### [Assignment]
A single number is wanted: how many lines of the data include the string "体重バイタル".

### [Records]
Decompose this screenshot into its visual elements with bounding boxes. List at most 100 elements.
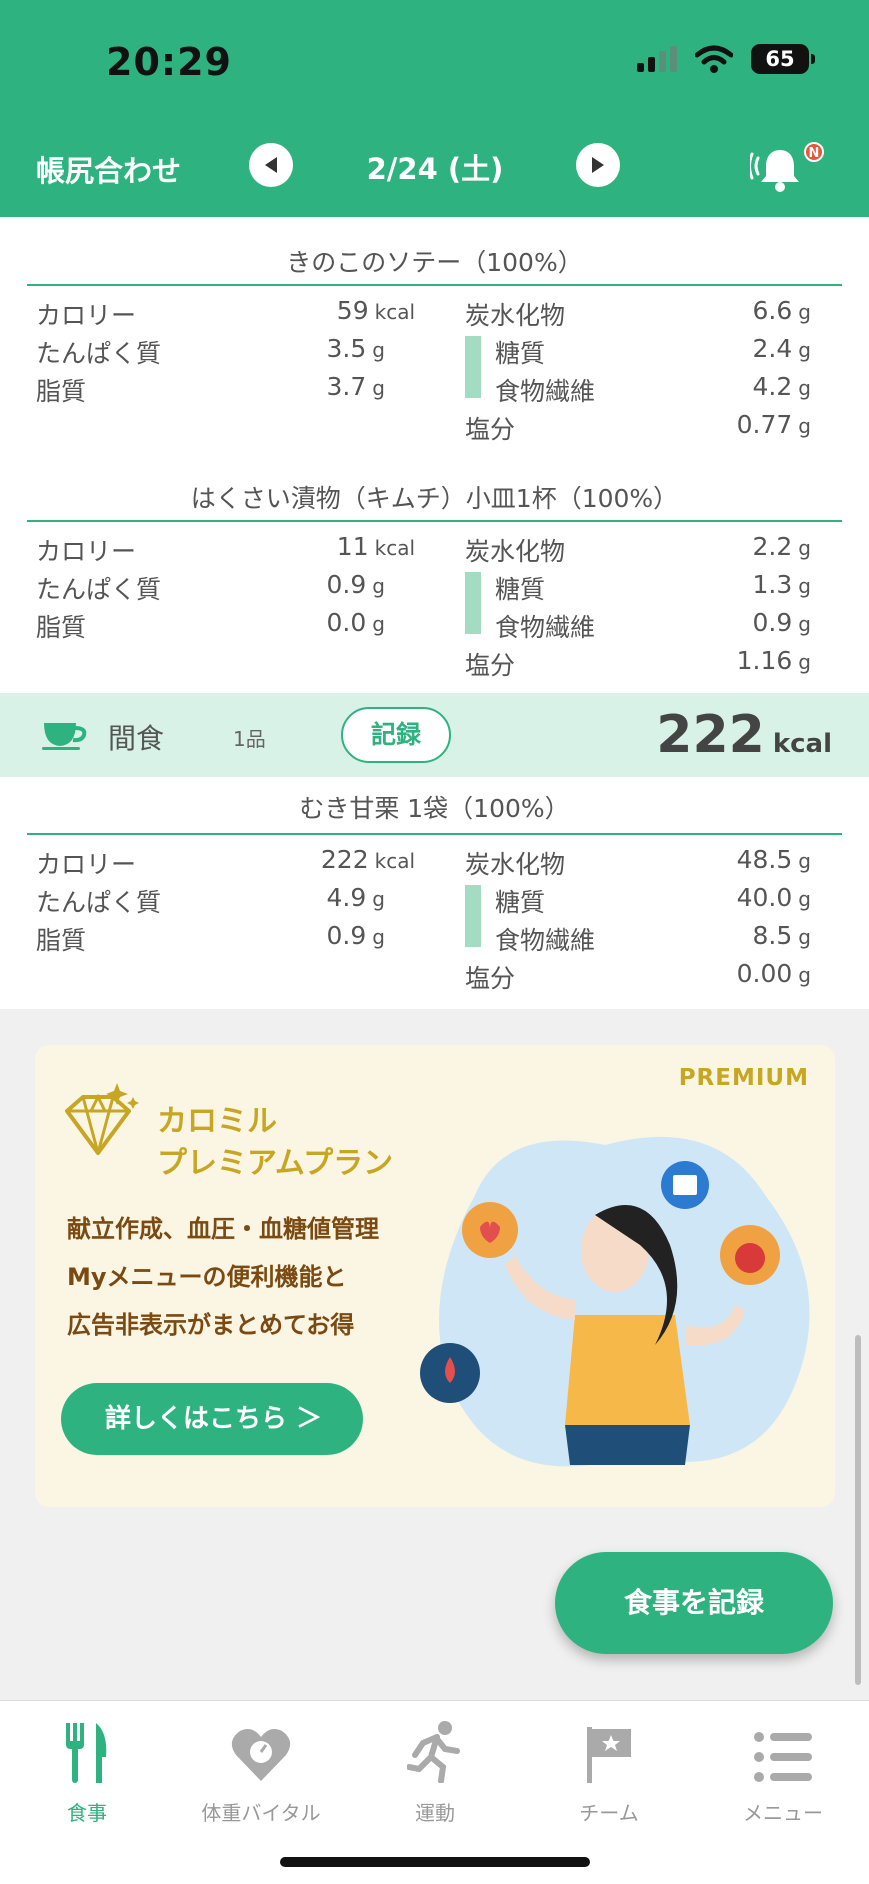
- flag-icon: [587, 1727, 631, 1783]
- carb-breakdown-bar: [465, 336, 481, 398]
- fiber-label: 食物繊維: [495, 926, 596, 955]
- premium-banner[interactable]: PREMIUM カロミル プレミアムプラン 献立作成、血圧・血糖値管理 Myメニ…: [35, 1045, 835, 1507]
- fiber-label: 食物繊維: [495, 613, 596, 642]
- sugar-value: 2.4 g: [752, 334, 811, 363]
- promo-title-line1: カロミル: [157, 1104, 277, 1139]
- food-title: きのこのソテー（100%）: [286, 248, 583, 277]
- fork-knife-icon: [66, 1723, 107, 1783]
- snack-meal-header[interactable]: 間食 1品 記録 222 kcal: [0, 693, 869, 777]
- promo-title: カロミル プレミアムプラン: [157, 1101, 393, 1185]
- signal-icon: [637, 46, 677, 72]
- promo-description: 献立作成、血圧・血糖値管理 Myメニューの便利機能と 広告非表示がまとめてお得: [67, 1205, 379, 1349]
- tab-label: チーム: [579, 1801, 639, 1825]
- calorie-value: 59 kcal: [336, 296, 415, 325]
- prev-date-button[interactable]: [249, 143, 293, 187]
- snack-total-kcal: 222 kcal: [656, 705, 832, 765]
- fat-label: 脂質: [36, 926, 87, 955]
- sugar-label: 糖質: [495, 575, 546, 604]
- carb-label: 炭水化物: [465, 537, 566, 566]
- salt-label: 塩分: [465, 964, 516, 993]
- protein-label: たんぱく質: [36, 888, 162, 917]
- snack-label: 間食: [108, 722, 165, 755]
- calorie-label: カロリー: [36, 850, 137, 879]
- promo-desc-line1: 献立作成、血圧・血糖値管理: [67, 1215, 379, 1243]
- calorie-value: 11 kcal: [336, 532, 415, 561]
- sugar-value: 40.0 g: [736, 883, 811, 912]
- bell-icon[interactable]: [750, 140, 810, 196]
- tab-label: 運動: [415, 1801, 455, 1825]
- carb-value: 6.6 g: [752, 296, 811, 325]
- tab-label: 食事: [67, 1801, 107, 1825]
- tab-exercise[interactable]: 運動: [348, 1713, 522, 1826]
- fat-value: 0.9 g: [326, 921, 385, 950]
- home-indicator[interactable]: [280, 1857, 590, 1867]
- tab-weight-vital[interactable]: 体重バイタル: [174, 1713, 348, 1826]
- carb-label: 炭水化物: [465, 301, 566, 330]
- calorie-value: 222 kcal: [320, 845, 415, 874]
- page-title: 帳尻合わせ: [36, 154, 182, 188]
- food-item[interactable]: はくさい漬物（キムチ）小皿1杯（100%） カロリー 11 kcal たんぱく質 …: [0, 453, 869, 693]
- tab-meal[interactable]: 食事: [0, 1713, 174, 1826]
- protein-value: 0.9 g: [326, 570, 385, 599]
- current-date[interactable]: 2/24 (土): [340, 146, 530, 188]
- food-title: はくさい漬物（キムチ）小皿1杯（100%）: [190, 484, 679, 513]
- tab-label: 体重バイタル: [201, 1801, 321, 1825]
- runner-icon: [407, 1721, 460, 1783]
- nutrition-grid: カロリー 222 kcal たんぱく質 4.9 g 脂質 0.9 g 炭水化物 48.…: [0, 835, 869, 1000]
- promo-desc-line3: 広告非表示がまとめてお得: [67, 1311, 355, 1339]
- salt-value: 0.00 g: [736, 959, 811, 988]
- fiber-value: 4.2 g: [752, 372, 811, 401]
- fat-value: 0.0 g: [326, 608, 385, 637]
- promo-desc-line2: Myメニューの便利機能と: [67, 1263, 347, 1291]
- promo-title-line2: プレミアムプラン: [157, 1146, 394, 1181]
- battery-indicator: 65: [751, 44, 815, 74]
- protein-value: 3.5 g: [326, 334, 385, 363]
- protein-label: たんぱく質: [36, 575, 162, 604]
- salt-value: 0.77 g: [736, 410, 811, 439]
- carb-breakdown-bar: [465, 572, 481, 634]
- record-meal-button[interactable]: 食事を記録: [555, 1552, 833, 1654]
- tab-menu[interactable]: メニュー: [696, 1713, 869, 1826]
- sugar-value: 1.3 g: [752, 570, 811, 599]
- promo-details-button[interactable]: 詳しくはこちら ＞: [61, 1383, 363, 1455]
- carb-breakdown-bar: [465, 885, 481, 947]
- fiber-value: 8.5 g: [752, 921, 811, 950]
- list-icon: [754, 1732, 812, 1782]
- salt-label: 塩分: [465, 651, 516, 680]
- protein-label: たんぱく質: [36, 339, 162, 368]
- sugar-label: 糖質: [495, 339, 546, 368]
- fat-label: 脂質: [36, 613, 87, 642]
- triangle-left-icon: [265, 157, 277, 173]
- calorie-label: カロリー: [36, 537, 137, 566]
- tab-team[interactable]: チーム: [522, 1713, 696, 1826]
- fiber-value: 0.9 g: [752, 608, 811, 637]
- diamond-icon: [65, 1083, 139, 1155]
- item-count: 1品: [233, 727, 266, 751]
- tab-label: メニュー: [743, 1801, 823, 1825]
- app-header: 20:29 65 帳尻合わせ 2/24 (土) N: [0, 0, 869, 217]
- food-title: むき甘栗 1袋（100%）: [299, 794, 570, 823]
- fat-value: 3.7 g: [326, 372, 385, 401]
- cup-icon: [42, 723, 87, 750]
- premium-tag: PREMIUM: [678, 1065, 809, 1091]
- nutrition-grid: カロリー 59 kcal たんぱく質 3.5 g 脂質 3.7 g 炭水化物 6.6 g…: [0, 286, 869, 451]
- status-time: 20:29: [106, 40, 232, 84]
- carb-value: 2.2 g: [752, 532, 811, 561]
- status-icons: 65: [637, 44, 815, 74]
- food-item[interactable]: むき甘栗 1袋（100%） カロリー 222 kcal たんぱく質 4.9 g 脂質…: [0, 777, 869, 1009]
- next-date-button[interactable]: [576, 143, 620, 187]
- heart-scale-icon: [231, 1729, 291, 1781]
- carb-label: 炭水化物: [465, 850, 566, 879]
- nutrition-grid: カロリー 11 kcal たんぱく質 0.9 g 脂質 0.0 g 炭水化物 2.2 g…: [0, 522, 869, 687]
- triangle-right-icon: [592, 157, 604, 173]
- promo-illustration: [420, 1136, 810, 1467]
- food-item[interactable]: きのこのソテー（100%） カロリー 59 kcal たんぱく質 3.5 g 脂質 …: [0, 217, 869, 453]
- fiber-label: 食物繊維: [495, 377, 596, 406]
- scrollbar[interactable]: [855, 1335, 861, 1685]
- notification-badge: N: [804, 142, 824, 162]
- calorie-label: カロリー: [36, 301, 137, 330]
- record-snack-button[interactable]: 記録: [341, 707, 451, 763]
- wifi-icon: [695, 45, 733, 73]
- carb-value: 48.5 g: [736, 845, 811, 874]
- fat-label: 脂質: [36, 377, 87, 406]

==

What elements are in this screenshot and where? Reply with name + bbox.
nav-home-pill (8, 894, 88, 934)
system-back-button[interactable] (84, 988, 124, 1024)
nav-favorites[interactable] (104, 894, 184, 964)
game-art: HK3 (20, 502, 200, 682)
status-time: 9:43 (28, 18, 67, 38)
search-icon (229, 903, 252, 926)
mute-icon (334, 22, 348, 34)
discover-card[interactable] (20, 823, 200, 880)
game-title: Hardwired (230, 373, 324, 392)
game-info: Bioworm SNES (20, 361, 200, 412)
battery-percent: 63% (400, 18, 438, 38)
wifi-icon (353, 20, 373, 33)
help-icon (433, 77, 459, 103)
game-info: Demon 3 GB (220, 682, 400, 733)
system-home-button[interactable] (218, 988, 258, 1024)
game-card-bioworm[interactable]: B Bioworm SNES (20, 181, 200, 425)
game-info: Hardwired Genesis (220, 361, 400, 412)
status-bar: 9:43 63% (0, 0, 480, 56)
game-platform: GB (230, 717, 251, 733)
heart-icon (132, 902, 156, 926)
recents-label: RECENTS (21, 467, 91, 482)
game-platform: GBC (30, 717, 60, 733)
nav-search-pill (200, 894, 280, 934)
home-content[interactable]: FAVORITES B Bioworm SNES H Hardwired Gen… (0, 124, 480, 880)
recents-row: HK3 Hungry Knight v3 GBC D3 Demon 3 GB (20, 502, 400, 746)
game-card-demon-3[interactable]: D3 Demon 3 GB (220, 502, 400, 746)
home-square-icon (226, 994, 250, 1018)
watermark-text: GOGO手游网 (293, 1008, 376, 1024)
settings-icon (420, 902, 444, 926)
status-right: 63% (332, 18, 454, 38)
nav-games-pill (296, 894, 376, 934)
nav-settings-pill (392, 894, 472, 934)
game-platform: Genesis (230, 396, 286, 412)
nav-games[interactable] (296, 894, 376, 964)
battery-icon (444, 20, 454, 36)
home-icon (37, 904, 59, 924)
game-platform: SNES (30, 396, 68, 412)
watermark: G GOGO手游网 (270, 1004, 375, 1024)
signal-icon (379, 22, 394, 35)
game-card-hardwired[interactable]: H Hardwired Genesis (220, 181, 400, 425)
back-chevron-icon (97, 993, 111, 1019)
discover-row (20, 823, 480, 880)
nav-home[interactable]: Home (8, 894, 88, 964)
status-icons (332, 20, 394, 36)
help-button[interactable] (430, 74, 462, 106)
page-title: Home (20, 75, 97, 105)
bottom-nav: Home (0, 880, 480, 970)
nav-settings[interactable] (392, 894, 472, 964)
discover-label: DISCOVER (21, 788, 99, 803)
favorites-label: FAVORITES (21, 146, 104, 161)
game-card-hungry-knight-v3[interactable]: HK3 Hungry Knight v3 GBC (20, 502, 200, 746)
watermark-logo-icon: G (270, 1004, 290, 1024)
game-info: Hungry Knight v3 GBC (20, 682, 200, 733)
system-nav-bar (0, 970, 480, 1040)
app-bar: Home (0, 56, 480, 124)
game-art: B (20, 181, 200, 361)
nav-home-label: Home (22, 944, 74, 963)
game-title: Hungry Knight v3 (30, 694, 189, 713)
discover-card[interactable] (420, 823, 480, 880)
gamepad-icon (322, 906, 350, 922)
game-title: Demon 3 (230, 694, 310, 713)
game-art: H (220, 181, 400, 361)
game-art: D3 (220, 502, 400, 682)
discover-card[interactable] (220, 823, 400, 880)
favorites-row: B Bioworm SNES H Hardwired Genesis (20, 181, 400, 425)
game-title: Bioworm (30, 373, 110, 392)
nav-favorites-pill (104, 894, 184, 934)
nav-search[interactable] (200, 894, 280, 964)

### [Your response]
2